- [WHAT THE TASK REQUIRES]: Find the string "text" in the listing and report every line that has it.

- [DATA SHOWN]:
########
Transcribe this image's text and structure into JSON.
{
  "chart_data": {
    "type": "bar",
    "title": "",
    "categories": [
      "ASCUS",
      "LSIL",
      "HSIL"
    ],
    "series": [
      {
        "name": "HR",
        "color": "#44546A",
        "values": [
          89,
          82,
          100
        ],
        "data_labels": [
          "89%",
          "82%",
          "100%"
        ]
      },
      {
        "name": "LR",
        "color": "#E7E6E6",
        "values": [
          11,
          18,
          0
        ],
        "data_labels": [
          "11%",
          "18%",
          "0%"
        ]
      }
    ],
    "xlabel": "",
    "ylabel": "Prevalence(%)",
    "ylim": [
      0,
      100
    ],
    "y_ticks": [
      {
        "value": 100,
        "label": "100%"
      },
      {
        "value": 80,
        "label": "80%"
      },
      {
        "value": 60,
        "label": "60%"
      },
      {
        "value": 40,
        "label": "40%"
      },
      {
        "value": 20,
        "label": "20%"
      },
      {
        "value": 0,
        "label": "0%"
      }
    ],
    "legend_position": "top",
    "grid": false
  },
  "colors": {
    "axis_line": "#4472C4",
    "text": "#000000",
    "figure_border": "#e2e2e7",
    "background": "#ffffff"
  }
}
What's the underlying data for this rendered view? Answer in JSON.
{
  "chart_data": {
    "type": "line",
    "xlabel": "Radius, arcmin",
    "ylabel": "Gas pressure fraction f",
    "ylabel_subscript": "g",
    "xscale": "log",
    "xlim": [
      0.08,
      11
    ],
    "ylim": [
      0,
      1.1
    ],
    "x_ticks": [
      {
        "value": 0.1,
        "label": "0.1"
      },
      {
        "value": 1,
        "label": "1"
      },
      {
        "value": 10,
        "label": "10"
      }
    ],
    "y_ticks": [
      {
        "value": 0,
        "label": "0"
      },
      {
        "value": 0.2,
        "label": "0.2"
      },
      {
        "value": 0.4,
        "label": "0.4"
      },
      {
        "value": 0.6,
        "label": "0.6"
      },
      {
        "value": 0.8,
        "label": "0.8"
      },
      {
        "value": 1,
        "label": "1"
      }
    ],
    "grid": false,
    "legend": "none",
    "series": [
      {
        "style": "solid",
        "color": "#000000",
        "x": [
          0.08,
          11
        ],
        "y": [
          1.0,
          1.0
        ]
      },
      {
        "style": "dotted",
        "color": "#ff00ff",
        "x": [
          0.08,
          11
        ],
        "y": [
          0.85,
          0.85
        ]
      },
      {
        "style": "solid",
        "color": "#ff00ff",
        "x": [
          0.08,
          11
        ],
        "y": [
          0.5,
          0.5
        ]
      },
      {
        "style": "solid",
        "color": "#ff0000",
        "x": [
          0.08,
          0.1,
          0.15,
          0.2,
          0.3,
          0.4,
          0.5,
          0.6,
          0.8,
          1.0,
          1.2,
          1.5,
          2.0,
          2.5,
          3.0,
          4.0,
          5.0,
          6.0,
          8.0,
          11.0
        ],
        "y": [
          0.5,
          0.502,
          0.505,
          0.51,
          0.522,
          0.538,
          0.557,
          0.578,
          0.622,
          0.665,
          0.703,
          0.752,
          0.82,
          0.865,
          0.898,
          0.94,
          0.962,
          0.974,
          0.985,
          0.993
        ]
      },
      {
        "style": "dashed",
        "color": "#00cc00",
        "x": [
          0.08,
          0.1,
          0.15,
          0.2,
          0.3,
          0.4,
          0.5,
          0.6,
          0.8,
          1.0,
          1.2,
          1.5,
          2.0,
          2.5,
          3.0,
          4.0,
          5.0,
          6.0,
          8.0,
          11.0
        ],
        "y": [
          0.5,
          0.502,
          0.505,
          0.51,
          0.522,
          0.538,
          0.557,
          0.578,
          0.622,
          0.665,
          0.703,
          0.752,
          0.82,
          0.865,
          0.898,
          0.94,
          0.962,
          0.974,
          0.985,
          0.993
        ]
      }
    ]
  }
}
########
- [ANSWER TO THE EXERCISE]:
Transcribe this image's text and structure into JSON.
    "text": "#000000",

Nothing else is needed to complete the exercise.